● Entries provided:
╭──
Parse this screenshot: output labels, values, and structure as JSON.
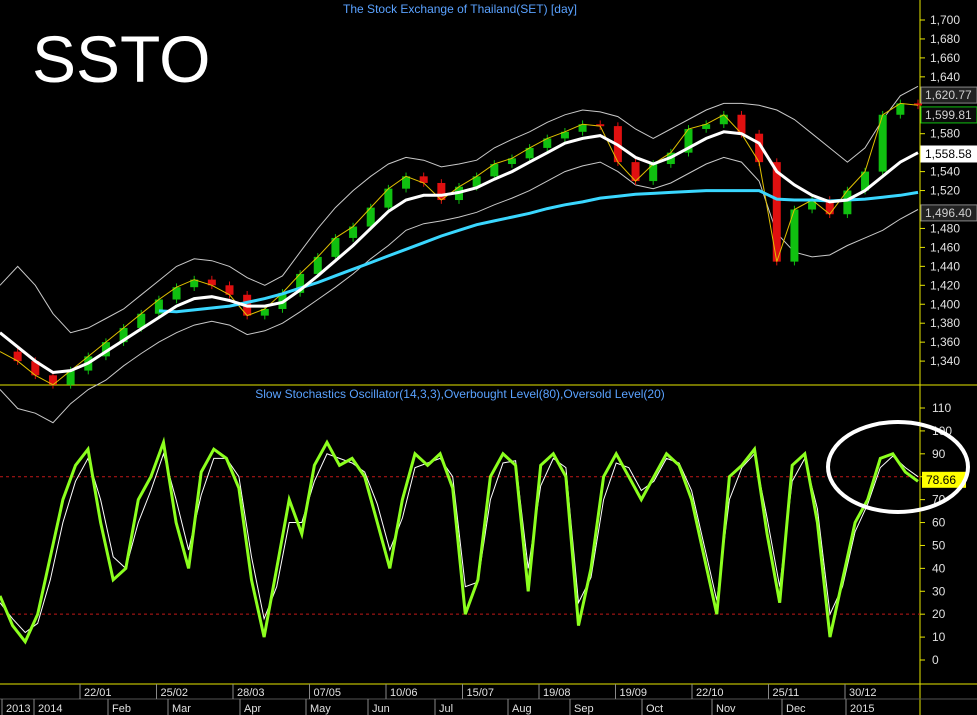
{
  "symbol": "SSTO",
  "colors": {
    "background": "#000000",
    "axis": "#e6e600",
    "price_up": "#10c010",
    "price_down": "#e01010",
    "sma_long": "#3ad7ff",
    "sma_mid": "#ffffff",
    "bollinger": "#c8c8c8",
    "stoch_k": "#8cff1e",
    "stoch_d": "#ffffff",
    "overbought": "#c01818",
    "oversold": "#c01818",
    "title_text": "#5aa2ff",
    "highlight_circle": "#ffffff"
  },
  "chart_data": [
    {
      "type": "line",
      "title": "The Stock Exchange of Thailand(SET) [day]",
      "ylim": [
        1320,
        1710
      ],
      "y_ticks": [
        "1,700",
        "1,680",
        "1,660",
        "1,640",
        "1,620",
        "1,600",
        "1,580",
        "1,560",
        "1,540",
        "1,520",
        "1,500",
        "1,480",
        "1,460",
        "1,440",
        "1,420",
        "1,400",
        "1,380",
        "1,360",
        "1,340"
      ],
      "series": [
        {
          "key": "price",
          "values": [
            1350,
            1340,
            1325,
            1315,
            1330,
            1345,
            1360,
            1375,
            1390,
            1405,
            1418,
            1426,
            1420,
            1410,
            1388,
            1395,
            1412,
            1432,
            1450,
            1470,
            1482,
            1502,
            1522,
            1535,
            1528,
            1510,
            1524,
            1535,
            1548,
            1554,
            1565,
            1575,
            1582,
            1590,
            1588,
            1550,
            1530,
            1548,
            1560,
            1585,
            1590,
            1600,
            1580,
            1550,
            1445,
            1500,
            1510,
            1495,
            1520,
            1540,
            1600,
            1612,
            1610
          ]
        },
        {
          "key": "sma_long",
          "values": [
            null,
            null,
            null,
            null,
            null,
            null,
            null,
            null,
            null,
            1393,
            1392,
            1394,
            1396,
            1398,
            1402,
            1406,
            1411,
            1417,
            1423,
            1430,
            1437,
            1444,
            1451,
            1458,
            1465,
            1472,
            1478,
            1484,
            1488,
            1492,
            1496,
            1501,
            1505,
            1508,
            1512,
            1514,
            1516,
            1517,
            1518,
            1519,
            1520,
            1520,
            1520,
            1520,
            1511,
            1510,
            1510,
            1509,
            1510,
            1511,
            1513,
            1515,
            1518
          ]
        },
        {
          "key": "sma_mid",
          "values": [
            1370,
            1355,
            1340,
            1328,
            1330,
            1338,
            1350,
            1362,
            1374,
            1386,
            1398,
            1406,
            1408,
            1404,
            1398,
            1398,
            1402,
            1415,
            1430,
            1446,
            1462,
            1480,
            1498,
            1510,
            1515,
            1515,
            1518,
            1523,
            1532,
            1540,
            1550,
            1560,
            1570,
            1575,
            1578,
            1568,
            1555,
            1548,
            1555,
            1565,
            1575,
            1582,
            1580,
            1570,
            1540,
            1526,
            1515,
            1508,
            1510,
            1520,
            1535,
            1550,
            1560
          ]
        },
        {
          "key": "bb_upper",
          "values": [
            1420,
            1440,
            1420,
            1390,
            1370,
            1375,
            1385,
            1395,
            1410,
            1425,
            1440,
            1448,
            1446,
            1440,
            1428,
            1420,
            1430,
            1455,
            1480,
            1502,
            1520,
            1535,
            1548,
            1555,
            1552,
            1545,
            1548,
            1552,
            1565,
            1574,
            1582,
            1592,
            1600,
            1605,
            1603,
            1598,
            1585,
            1575,
            1585,
            1595,
            1605,
            1612,
            1612,
            1610,
            1605,
            1595,
            1580,
            1565,
            1550,
            1565,
            1595,
            1620,
            1630
          ]
        },
        {
          "key": "bb_lower",
          "values": [
            1310,
            1290,
            1285,
            1275,
            1295,
            1310,
            1320,
            1335,
            1348,
            1360,
            1370,
            1378,
            1382,
            1378,
            1368,
            1372,
            1380,
            1392,
            1405,
            1418,
            1432,
            1448,
            1462,
            1478,
            1485,
            1488,
            1492,
            1497,
            1505,
            1512,
            1520,
            1530,
            1540,
            1546,
            1550,
            1540,
            1526,
            1522,
            1528,
            1538,
            1548,
            1555,
            1550,
            1530,
            1475,
            1455,
            1450,
            1452,
            1462,
            1470,
            1478,
            1490,
            1500
          ]
        }
      ],
      "price_labels": [
        {
          "text": "1,620.77",
          "value": 1620.77,
          "box": "#222222",
          "fg": "#d0d0d0",
          "border": "#888888"
        },
        {
          "text": "1,599.81",
          "value": 1599.81,
          "box": "#0a0a0a",
          "fg": "#d0d0d0",
          "border": "#10c010"
        },
        {
          "text": "1,558.58",
          "value": 1558.58,
          "box": "#ffffff",
          "fg": "#000000",
          "border": "#ffffff"
        },
        {
          "text": "1,496.40",
          "value": 1496.4,
          "box": "#222222",
          "fg": "#d0d0d0",
          "border": "#888888"
        }
      ]
    },
    {
      "type": "line",
      "title": "Slow Stochastics Oscillator(14,3,3),Overbought Level(80),Oversold Level(20)",
      "ylim": [
        -10,
        115
      ],
      "y_ticks": [
        "110",
        "100",
        "90",
        "80",
        "70",
        "60",
        "50",
        "40",
        "30",
        "20",
        "10",
        "0"
      ],
      "overbought": 80,
      "oversold": 20,
      "series": [
        {
          "key": "k",
          "values": [
            28,
            15,
            8,
            20,
            45,
            70,
            85,
            92,
            60,
            35,
            40,
            70,
            80,
            95,
            60,
            40,
            82,
            92,
            88,
            75,
            35,
            10,
            40,
            70,
            55,
            85,
            95,
            85,
            88,
            80,
            60,
            40,
            70,
            90,
            85,
            90,
            75,
            20,
            35,
            80,
            90,
            85,
            30,
            85,
            90,
            80,
            15,
            40,
            80,
            90,
            80,
            70,
            80,
            90,
            85,
            70,
            45,
            20,
            80,
            85,
            92,
            55,
            25,
            85,
            90,
            60,
            10,
            35,
            60,
            70,
            88,
            90,
            82,
            78
          ]
        },
        {
          "key": "d",
          "values": [
            25,
            18,
            12,
            16,
            35,
            60,
            78,
            88,
            70,
            45,
            40,
            60,
            74,
            90,
            70,
            48,
            72,
            88,
            88,
            80,
            45,
            18,
            32,
            60,
            60,
            78,
            90,
            88,
            86,
            82,
            68,
            48,
            62,
            84,
            86,
            88,
            80,
            32,
            34,
            70,
            86,
            87,
            40,
            76,
            88,
            84,
            25,
            36,
            70,
            86,
            84,
            74,
            78,
            88,
            86,
            74,
            50,
            26,
            70,
            84,
            90,
            62,
            32,
            78,
            88,
            66,
            20,
            32,
            56,
            68,
            84,
            89,
            84,
            80
          ]
        }
      ],
      "value_label": {
        "text": "78.66",
        "value": 78.66,
        "box": "#ffff00",
        "fg": "#000000"
      },
      "highlight_circle": true
    }
  ],
  "x_axis": {
    "upper_labels": [
      "22/01",
      "25/02",
      "28/03",
      "07/05",
      "10/06",
      "15/07",
      "19/08",
      "19/09",
      "22/10",
      "25/11",
      "30/12"
    ],
    "lower_labels": [
      "2013",
      "2014",
      "Feb",
      "Mar",
      "Apr",
      "May",
      "Jun",
      "Jul",
      "Aug",
      "Sep",
      "Oct",
      "Nov",
      "Dec",
      "2015"
    ]
  }
}
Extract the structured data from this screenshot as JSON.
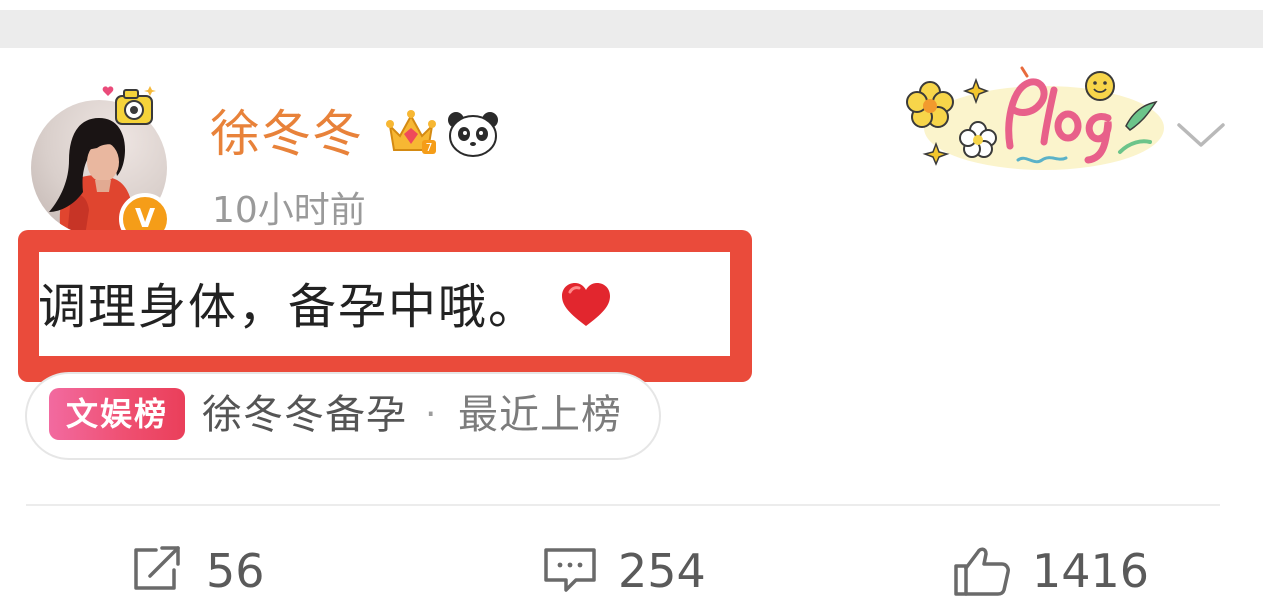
╰──
● Prompt:
Without the pictures, copy the material exactly as given.

● Answer to this exercise:
Parse this screenshot: output labels, values, and structure as JSON.
{
  "symbol": "SSTO",
  "colors": {
    "background": "#000000",
    "axis": "#e6e600",
    "price_up": "#10c010",
    "price_down": "#e01010",
    "sma_long": "#3ad7ff",
    "sma_mid": "#ffffff",
    "bollinger": "#c8c8c8",
    "stoch_k": "#8cff1e",
    "stoch_d": "#ffffff",
    "overbought": "#c01818",
    "oversold": "#c01818",
    "title_text": "#5aa2ff",
    "highlight_circle": "#ffffff"
  },
  "chart_data": [
    {
      "type": "line",
      "title": "The Stock Exchange of Thailand(SET) [day]",
      "ylim": [
        1320,
        1710
      ],
      "y_ticks": [
        "1,700",
        "1,680",
        "1,660",
        "1,640",
        "1,620",
        "1,600",
        "1,580",
        "1,560",
        "1,540",
        "1,520",
        "1,500",
        "1,480",
        "1,460",
        "1,440",
        "1,420",
        "1,400",
        "1,380",
        "1,360",
        "1,340"
      ],
      "series": [
        {
          "key": "price",
          "values": [
            1350,
            1340,
            1325,
            1315,
            1330,
            1345,
            1360,
            1375,
            1390,
            1405,
            1418,
            1426,
            1420,
            1410,
            1388,
            1395,
            1412,
            1432,
            1450,
            1470,
            1482,
            1502,
            1522,
            1535,
            1528,
            1510,
            1524,
            1535,
            1548,
            1554,
            1565,
            1575,
            1582,
            1590,
            1588,
            1550,
            1530,
            1548,
            1560,
            1585,
            1590,
            1600,
            1580,
            1550,
            1445,
            1500,
            1510,
            1495,
            1520,
            1540,
            1600,
            1612,
            1610
          ]
        },
        {
          "key": "sma_long",
          "values": [
            null,
            null,
            null,
            null,
            null,
            null,
            null,
            null,
            null,
            1393,
            1392,
            1394,
            1396,
            1398,
            1402,
            1406,
            1411,
            1417,
            1423,
            1430,
            1437,
            1444,
            1451,
            1458,
            1465,
            1472,
            1478,
            1484,
            1488,
            1492,
            1496,
            1501,
            1505,
            1508,
            1512,
            1514,
            1516,
            1517,
            1518,
            1519,
            1520,
            1520,
            1520,
            1520,
            1511,
            1510,
            1510,
            1509,
            1510,
            1511,
            1513,
            1515,
            1518
          ]
        },
        {
          "key": "sma_mid",
          "values": [
            1370,
            1355,
            1340,
            1328,
            1330,
            1338,
            1350,
            1362,
            1374,
            1386,
            1398,
            1406,
            1408,
            1404,
            1398,
            1398,
            1402,
            1415,
            1430,
            1446,
            1462,
            1480,
            1498,
            1510,
            1515,
            1515,
            1518,
            1523,
            1532,
            1540,
            1550,
            1560,
            1570,
            1575,
            1578,
            1568,
            1555,
            1548,
            1555,
            1565,
            1575,
            1582,
            1580,
            1570,
            1540,
            1526,
            1515,
            1508,
            1510,
            1520,
            1535,
            1550,
            1560
          ]
        },
        {
          "key": "bb_upper",
          "values": [
            1420,
            1440,
            1420,
            1390,
            1370,
            1375,
            1385,
            1395,
            1410,
            1425,
            1440,
            1448,
            1446,
            1440,
            1428,
            1420,
            1430,
            1455,
            1480,
            1502,
            1520,
            1535,
            1548,
            1555,
            1552,
            1545,
            1548,
            1552,
            1565,
            1574,
            1582,
            1592,
            1600,
            1605,
            1603,
            1598,
            1585,
            1575,
            1585,
            1595,
            1605,
            1612,
            1612,
            1610,
            1605,
            1595,
            1580,
            1565,
            1550,
            1565,
            1595,
            1620,
            1630
          ]
        },
        {
          "key": "bb_lower",
          "values": [
            1310,
            1290,
            1285,
            1275,
            1295,
            1310,
            1320,
            1335,
            1348,
            1360,
            1370,
            1378,
            1382,
            1378,
            1368,
            1372,
            1380,
            1392,
            1405,
            1418,
            1432,
            1448,
            1462,
            1478,
            1485,
            1488,
            1492,
            1497,
            1505,
            1512,
            1520,
            1530,
            1540,
            1546,
            1550,
            1540,
            1526,
            1522,
            1528,
            1538,
            1548,
            1555,
            1550,
            1530,
            1475,
            1455,
            1450,
            1452,
            1462,
            1470,
            1478,
            1490,
            1500
          ]
        }
      ],
      "price_labels": [
        {
          "text": "1,620.77",
          "value": 1620.77,
          "box": "#222222",
          "fg": "#d0d0d0",
          "border": "#888888"
        },
        {
          "text": "1,599.81",
          "value": 1599.81,
          "box": "#0a0a0a",
          "fg": "#d0d0d0",
          "border": "#10c010"
        },
        {
          "text": "1,558.58",
          "value": 1558.58,
          "box": "#ffffff",
          "fg": "#000000",
          "border": "#ffffff"
        },
        {
          "text": "1,496.40",
          "value": 1496.4,
          "box": "#222222",
          "fg": "#d0d0d0",
          "border": "#888888"
        }
      ]
    },
    {
      "type": "line",
      "title": "Slow Stochastics Oscillator(14,3,3),Overbought Level(80),Oversold Level(20)",
      "ylim": [
        -10,
        115
      ],
      "y_ticks": [
        "110",
        "100",
        "90",
        "80",
        "70",
        "60",
        "50",
        "40",
        "30",
        "20",
        "10",
        "0"
      ],
      "overbought": 80,
      "oversold": 20,
      "series": [
        {
          "key": "k",
          "values": [
            28,
            15,
            8,
            20,
            45,
            70,
            85,
            92,
            60,
            35,
            40,
            70,
            80,
            95,
            60,
            40,
            82,
            92,
            88,
            75,
            35,
            10,
            40,
            70,
            55,
            85,
            95,
            85,
            88,
            80,
            60,
            40,
            70,
            90,
            85,
            90,
            75,
            20,
            35,
            80,
            90,
            85,
            30,
            85,
            90,
            80,
            15,
            40,
            80,
            90,
            80,
            70,
            80,
            90,
            85,
            70,
            45,
            20,
            80,
            85,
            92,
            55,
            25,
            85,
            90,
            60,
            10,
            35,
            60,
            70,
            88,
            90,
            82,
            78
          ]
        },
        {
          "key": "d",
          "values": [
            25,
            18,
            12,
            16,
            35,
            60,
            78,
            88,
            70,
            45,
            40,
            60,
            74,
            90,
            70,
            48,
            72,
            88,
            88,
            80,
            45,
            18,
            32,
            60,
            60,
            78,
            90,
            88,
            86,
            82,
            68,
            48,
            62,
            84,
            86,
            88,
            80,
            32,
            34,
            70,
            86,
            87,
            40,
            76,
            88,
            84,
            25,
            36,
            70,
            86,
            84,
            74,
            78,
            88,
            86,
            74,
            50,
            26,
            70,
            84,
            90,
            62,
            32,
            78,
            88,
            66,
            20,
            32,
            56,
            68,
            84,
            89,
            84,
            80
          ]
        }
      ],
      "value_label": {
        "text": "78.66",
        "value": 78.66,
        "box": "#ffff00",
        "fg": "#000000"
      },
      "highlight_circle": true
    }
  ],
  "x_axis": {
    "upper_labels": [
      "22/01",
      "25/02",
      "28/03",
      "07/05",
      "10/06",
      "15/07",
      "19/08",
      "19/09",
      "22/10",
      "25/11",
      "30/12"
    ],
    "lower_labels": [
      "2013",
      "2014",
      "Feb",
      "Mar",
      "Apr",
      "May",
      "Jun",
      "Jul",
      "Aug",
      "Sep",
      "Oct",
      "Nov",
      "Dec",
      "2015"
    ]
  }
}
Extract the structured data from this screenshot as JSON.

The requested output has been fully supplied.